- ÉNONCÉ 1: Dans le texte sur les jeux de société et le jeu de rôle, quel label de 7ème Cercle est salué ?
- ÉNONCÉ 2: Relevez tous les jeux cités à titre d'exemple dans le texte sur les jeux de société et le jeu de rôle.

**** SECTION DE TEXTE

Régulièrement apparaissent des jeux très originaux qui, quoique reprenant le cadre des jeux de société classiques (temps limité, conditions aboutissant à désigner un gagnant et des perdants…) incluent des éléments clairement rôlistiques d’improvisation narrative, d’arbitrage tournant, etc. On peut citer Baron Munchausen, les Loups-garous de Thiercelieux ou Il était une fois, à titre d’exemple. Ces jeux permettent, en partant de l’habitude qu’a le public des jeux compétitifs traditionnels, de l’acculturer progressivement à une approche plus collaborative. Il ne s’agit toutefois que de produits d’appel, qui généralement ne mentionnent même pas le JdR comme prolongement naturel. Un outil de sensibilisation générale pour des gens que l’on veut amener au JdR, donc, mais pas encore une accroche infaillible pour qu’ils effectuent seuls la transition.

On pourra saluer à cet égard l’approche de Neko Corp, label de 7ème Cercle, qui publie des jeux indépendants d’autres contenus, mais qui les adaptent officiellement, en visant un public très jeune (donc avec une forte exigence d’accessibilité) et en évitant soigneusement d’employer le terme JdR (qui de toute façon décrit fort mal le loisir) : une façon d’habituer peu à peu le public à l’approche rôlistique.

Dans le même esprit, cet éditeur et d’autres brassent des projets de jeux de société, tirant éventuellement un lourd parti d’un packaging « tendance » (cartes…), et recelant des éléments rôlistiques. Là encore, la capacité à transformer l’essai en élargissant durablement la base de clientèle sanctionnera le succès ou l’échec de la démarche. Notons toutefois qu’à la différence du JdR classique où tout se passe dans la tête (les figurines et plans de sol ayant plutôt tendance à distraire de la visualisation des situations), on rend à nouveau le jeu dépendant de supports matériels difficiles à reproduire (pions, plateaux, cartes…), ce qui permet d’obliger les joueurs à acheter pour jouer. On peut même éventuellement enrichir via des extensions (toutefois optionnelles). On perd la facilité de mise en œuvre du JdR, mais on assure un revenu aux professionnels.

********
**** LIGNES ENREGISTRÉES

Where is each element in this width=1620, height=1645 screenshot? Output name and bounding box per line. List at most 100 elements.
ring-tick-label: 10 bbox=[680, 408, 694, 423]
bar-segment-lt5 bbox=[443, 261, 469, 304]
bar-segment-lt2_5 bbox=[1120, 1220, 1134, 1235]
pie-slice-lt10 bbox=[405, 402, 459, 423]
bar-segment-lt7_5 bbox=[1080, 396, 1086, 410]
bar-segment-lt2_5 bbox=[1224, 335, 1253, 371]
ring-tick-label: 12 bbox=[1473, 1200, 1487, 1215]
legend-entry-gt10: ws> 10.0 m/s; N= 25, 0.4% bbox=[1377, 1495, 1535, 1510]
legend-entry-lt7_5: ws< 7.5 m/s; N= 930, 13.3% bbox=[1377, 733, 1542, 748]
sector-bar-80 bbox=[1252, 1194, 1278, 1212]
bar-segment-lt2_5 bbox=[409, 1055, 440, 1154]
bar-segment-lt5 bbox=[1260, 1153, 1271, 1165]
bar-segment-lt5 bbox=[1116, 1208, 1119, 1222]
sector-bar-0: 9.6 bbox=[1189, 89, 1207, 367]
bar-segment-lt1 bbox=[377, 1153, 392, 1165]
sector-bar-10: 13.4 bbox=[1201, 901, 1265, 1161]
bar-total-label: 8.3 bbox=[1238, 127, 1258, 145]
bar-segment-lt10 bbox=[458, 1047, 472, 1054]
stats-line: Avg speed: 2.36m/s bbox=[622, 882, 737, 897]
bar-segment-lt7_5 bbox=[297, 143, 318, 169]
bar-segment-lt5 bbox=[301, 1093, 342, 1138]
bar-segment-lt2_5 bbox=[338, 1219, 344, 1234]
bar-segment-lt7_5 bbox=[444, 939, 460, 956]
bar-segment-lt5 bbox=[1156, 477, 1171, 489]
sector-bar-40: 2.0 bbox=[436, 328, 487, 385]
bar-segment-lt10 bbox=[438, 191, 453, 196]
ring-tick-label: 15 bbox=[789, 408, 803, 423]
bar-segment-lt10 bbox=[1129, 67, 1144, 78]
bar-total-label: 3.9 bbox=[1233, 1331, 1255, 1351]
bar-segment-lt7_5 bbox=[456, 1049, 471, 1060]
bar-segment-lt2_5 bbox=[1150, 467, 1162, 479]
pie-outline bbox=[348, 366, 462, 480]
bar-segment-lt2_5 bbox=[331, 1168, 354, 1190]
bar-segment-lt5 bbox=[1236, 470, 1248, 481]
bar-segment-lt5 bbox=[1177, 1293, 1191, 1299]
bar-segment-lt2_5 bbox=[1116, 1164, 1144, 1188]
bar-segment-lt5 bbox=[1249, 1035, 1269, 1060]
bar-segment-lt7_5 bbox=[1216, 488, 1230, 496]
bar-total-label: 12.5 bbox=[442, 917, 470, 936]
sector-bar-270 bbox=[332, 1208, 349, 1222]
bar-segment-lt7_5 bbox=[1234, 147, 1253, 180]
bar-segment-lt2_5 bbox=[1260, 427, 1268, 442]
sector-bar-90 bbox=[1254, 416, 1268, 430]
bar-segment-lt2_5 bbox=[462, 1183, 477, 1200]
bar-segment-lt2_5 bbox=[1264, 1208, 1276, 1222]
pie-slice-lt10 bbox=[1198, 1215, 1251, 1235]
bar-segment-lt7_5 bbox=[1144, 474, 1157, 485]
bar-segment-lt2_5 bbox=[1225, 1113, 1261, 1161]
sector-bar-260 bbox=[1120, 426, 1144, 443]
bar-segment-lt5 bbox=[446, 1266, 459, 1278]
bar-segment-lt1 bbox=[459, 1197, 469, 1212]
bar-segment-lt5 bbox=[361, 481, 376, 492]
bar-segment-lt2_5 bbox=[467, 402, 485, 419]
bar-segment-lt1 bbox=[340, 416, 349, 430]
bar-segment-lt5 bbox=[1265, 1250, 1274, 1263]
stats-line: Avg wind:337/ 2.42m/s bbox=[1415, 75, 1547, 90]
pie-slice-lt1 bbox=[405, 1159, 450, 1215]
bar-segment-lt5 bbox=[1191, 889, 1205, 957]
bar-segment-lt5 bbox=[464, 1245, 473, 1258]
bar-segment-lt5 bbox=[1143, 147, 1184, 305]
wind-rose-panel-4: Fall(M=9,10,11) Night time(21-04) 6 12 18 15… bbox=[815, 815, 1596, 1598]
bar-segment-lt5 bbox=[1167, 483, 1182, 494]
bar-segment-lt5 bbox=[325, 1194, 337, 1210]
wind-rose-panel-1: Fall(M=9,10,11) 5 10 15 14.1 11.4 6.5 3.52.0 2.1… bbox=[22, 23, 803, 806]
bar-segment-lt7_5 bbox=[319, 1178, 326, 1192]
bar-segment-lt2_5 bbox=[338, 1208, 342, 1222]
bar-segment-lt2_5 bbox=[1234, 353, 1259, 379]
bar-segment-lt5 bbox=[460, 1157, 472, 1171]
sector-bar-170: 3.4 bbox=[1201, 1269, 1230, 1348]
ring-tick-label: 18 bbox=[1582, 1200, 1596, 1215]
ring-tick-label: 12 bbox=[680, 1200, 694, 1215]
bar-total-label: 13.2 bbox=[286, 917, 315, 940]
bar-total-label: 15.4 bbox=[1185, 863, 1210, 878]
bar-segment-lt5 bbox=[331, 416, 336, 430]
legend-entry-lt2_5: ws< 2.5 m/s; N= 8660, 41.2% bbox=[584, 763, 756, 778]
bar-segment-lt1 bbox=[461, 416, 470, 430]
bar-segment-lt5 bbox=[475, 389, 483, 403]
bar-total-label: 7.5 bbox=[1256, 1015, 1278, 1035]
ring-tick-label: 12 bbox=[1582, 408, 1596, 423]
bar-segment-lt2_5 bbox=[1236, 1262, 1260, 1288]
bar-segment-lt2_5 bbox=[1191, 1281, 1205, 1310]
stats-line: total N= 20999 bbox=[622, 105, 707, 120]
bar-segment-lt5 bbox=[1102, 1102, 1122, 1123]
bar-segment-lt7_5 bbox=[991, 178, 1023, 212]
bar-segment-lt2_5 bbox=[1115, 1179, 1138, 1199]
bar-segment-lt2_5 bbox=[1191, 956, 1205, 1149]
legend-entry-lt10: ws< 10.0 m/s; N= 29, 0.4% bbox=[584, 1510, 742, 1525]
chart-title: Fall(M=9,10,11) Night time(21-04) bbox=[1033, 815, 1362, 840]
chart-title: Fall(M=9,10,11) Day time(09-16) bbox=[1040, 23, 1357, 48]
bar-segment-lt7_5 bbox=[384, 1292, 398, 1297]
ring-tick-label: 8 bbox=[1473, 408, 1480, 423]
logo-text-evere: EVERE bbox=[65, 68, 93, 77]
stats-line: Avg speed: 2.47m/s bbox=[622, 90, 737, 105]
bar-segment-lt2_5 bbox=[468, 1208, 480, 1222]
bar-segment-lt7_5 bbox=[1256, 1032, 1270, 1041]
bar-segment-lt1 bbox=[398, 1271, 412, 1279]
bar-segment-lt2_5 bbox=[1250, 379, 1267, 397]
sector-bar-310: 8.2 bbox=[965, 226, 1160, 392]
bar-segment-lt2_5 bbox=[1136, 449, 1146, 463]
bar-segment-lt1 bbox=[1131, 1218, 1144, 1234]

********

- RÉPONSE 1: Neko Corp.

- RÉPONSE 2: Baron Munchausen ; les Loups-garous de Thiercelieux ; Il était une fois.